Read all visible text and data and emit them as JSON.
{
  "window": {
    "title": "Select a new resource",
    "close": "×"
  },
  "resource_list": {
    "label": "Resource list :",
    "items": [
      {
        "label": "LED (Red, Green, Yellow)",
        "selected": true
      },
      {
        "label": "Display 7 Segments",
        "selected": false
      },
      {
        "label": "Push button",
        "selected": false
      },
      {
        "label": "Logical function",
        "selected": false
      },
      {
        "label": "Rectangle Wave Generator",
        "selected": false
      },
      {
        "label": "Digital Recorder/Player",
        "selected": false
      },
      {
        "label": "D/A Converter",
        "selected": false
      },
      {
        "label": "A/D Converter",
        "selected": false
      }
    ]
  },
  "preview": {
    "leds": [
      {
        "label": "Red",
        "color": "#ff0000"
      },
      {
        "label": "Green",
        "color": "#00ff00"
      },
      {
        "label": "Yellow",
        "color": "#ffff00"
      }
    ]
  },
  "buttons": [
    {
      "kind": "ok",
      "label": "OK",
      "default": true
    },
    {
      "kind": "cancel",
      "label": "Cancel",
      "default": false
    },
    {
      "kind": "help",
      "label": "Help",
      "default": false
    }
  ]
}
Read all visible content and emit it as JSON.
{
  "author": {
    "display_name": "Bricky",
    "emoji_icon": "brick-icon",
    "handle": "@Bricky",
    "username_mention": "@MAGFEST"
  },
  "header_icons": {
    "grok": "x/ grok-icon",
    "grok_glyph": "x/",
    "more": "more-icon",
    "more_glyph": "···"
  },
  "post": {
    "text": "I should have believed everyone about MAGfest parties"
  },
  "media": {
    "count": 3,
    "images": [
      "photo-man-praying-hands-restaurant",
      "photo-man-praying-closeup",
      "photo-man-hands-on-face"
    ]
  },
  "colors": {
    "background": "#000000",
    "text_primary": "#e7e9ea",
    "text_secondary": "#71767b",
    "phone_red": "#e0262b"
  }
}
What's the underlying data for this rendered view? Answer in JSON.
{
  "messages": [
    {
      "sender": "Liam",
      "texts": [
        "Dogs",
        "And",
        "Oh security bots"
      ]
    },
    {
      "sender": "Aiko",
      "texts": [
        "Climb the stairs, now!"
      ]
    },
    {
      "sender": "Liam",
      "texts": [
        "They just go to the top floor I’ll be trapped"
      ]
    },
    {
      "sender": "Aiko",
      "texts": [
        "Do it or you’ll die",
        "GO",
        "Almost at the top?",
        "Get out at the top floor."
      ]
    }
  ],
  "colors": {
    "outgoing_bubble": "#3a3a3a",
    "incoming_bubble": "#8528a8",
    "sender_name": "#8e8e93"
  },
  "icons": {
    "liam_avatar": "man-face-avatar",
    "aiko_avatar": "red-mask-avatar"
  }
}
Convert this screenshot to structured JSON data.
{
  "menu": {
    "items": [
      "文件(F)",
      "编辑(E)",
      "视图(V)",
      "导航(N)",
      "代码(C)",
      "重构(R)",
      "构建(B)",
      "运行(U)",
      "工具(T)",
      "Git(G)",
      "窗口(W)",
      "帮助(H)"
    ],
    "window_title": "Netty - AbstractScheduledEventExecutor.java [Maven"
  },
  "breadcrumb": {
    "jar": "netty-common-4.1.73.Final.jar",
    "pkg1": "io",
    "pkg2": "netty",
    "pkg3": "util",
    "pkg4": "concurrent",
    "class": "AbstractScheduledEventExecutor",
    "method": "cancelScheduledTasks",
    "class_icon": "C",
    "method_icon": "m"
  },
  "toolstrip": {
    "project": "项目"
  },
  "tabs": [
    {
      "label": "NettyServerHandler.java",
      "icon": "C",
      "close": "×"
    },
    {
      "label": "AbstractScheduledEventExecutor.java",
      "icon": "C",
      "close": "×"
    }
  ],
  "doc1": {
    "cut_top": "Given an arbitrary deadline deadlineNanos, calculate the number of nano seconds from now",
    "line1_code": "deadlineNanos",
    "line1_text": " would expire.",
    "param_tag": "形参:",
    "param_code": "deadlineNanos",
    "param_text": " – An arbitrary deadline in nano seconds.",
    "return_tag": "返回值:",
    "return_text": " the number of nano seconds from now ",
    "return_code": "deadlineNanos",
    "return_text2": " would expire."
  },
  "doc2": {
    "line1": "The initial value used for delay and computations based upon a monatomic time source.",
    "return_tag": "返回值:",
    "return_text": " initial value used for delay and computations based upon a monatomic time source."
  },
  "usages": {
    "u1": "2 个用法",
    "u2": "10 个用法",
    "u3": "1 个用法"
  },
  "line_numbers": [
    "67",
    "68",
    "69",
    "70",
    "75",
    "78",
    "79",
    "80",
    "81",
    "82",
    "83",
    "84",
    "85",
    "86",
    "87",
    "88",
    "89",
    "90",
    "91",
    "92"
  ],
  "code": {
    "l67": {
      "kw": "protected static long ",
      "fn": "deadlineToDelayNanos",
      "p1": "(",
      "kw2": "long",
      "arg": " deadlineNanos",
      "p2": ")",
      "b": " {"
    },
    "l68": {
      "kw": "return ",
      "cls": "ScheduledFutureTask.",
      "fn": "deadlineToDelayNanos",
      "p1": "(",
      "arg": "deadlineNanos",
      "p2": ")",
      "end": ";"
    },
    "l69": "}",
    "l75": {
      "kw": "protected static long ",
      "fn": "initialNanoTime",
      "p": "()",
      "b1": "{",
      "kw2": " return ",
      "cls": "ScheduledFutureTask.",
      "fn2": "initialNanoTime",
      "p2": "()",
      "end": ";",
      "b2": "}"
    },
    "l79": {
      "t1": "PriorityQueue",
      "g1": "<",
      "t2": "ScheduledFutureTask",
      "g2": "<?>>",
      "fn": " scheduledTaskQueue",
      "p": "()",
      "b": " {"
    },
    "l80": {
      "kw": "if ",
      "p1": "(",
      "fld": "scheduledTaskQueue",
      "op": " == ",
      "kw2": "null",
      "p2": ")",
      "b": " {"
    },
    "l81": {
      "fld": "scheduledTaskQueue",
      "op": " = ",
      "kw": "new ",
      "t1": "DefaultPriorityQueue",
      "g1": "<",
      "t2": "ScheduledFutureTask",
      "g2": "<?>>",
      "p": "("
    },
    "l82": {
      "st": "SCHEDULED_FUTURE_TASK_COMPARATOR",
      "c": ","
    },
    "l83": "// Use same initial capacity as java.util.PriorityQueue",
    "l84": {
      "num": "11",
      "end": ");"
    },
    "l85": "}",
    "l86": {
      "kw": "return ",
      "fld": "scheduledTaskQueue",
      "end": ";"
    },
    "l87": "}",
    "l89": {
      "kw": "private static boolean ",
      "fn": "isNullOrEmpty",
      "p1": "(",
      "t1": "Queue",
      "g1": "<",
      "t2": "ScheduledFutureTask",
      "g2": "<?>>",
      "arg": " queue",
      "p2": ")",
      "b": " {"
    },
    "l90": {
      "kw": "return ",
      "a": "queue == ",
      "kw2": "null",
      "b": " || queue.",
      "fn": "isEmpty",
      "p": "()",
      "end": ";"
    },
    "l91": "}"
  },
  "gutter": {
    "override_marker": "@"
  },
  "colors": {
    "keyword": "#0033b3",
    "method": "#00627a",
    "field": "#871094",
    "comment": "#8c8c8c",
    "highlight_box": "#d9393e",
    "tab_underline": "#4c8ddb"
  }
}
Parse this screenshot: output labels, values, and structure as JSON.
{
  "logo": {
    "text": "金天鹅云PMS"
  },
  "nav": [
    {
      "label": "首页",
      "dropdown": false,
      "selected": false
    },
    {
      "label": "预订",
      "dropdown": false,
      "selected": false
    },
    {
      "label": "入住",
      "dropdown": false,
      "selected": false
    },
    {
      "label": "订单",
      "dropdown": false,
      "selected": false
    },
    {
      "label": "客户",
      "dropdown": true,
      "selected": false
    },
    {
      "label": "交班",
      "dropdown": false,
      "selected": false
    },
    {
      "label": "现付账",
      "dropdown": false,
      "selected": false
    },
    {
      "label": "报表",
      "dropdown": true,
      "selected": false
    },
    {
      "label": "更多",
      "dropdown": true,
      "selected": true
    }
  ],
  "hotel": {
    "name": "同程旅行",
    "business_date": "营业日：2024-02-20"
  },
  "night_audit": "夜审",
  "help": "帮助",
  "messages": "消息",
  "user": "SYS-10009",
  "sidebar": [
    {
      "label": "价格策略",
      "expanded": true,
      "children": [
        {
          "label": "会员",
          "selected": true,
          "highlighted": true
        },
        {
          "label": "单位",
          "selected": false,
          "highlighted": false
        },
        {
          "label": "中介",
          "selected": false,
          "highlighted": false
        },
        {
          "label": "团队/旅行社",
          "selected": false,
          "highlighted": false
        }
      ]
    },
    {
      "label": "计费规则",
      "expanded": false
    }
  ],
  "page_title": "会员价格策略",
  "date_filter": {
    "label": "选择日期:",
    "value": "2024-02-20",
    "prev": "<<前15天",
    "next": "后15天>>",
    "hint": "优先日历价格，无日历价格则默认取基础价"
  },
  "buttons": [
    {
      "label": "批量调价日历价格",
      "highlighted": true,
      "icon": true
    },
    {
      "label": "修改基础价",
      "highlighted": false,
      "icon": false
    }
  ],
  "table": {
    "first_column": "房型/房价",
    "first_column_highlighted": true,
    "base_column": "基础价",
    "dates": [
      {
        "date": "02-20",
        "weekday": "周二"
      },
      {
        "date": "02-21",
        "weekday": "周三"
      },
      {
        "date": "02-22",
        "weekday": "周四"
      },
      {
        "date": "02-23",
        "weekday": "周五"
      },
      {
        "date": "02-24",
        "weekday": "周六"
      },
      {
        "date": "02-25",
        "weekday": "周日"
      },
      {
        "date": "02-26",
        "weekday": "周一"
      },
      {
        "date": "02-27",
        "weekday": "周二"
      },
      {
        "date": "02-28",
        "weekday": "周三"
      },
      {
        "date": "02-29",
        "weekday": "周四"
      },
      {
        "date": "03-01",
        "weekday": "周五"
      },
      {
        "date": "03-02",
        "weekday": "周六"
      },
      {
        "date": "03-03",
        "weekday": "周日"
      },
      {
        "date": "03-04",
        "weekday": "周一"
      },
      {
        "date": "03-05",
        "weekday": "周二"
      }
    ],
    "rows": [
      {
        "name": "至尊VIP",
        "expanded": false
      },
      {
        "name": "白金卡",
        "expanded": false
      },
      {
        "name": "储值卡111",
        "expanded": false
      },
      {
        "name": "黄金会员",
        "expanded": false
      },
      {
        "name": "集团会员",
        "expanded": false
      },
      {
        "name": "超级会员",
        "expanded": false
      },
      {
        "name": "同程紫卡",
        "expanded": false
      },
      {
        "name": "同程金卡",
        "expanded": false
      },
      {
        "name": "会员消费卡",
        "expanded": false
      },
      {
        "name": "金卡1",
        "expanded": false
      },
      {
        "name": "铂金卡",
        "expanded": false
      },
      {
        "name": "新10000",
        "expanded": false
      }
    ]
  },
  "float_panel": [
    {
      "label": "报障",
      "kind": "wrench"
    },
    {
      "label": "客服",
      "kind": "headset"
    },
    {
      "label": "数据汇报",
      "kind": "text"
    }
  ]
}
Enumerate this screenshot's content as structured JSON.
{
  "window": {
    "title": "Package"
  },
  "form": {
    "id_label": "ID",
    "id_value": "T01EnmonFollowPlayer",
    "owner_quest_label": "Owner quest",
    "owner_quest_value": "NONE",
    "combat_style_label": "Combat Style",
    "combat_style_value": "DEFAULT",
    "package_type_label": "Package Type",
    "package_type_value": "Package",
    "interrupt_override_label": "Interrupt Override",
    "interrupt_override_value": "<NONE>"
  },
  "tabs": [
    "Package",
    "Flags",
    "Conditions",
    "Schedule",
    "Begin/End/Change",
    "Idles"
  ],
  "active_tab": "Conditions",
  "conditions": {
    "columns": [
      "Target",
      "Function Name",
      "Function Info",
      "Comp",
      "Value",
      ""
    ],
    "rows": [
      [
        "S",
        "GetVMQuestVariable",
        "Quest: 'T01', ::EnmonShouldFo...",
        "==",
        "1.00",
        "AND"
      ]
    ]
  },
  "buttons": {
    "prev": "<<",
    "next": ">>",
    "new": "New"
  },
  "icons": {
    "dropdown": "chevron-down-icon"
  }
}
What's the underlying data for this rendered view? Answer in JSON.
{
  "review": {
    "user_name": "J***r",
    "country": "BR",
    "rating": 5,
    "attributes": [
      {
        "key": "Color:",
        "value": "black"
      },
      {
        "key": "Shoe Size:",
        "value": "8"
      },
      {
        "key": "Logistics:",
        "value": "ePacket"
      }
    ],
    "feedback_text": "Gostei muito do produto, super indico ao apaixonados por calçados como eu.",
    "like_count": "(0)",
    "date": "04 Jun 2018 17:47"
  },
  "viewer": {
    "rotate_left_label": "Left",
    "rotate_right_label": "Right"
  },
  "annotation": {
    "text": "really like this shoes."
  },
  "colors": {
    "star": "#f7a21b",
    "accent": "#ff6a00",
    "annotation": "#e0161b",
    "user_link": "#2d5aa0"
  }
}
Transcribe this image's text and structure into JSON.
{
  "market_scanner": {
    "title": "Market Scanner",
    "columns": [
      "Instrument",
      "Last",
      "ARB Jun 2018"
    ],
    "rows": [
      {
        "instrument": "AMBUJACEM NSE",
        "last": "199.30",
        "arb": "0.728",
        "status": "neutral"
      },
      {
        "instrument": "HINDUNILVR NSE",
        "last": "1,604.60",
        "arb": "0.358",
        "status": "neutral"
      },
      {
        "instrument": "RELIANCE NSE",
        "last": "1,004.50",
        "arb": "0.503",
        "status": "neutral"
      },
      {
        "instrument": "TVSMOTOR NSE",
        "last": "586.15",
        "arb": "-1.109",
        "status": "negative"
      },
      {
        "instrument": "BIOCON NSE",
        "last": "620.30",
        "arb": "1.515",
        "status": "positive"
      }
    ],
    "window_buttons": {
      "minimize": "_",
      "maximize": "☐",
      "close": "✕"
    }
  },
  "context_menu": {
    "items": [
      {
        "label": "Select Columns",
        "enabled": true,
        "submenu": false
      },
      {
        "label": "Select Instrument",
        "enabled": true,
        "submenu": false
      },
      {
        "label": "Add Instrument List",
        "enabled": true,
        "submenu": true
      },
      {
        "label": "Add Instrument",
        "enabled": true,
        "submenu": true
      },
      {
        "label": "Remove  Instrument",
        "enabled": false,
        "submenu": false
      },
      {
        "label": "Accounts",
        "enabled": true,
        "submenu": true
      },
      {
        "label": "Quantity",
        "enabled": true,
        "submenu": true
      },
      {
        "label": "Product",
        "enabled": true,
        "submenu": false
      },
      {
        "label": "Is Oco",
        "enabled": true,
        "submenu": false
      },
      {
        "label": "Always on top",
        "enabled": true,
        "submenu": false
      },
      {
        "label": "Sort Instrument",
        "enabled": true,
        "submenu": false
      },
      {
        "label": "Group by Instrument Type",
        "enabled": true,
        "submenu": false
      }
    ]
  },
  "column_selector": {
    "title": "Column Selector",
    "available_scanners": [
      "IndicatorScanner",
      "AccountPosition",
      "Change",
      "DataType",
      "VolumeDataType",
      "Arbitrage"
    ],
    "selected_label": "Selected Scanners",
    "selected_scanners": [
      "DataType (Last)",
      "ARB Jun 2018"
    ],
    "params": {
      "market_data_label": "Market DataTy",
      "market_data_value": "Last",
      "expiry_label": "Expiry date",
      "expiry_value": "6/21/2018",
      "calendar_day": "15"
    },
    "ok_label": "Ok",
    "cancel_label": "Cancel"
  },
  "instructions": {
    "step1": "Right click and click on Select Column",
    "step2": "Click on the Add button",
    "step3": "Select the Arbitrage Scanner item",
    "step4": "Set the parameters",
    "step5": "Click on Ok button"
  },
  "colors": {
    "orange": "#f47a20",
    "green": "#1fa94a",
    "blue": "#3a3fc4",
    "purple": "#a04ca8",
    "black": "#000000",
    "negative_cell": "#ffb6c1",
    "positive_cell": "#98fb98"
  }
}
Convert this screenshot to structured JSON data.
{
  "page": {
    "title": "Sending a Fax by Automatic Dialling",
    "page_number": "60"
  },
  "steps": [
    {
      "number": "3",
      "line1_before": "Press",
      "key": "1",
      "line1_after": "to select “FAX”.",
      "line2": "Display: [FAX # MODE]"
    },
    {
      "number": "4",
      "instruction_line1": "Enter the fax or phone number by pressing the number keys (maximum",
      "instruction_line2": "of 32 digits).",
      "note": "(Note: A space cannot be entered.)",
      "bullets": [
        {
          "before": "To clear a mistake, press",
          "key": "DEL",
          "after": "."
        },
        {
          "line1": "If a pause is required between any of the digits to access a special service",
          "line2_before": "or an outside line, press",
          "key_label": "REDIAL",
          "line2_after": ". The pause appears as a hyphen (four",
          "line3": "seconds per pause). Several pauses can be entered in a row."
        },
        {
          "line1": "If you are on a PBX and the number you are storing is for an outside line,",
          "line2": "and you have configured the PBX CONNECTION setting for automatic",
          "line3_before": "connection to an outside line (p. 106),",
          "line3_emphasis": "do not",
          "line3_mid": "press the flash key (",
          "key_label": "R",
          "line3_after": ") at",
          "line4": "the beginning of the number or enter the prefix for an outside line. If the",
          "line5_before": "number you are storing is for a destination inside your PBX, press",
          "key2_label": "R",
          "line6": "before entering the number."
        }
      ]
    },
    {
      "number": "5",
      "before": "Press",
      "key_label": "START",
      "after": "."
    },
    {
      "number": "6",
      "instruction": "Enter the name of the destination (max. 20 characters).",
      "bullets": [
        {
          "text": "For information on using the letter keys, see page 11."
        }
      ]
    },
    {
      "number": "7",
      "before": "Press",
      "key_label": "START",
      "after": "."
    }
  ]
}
※
[What you are asked to do] Only the number is required: the count of lines containing the word "initialNanoTime".

[Task answer] 2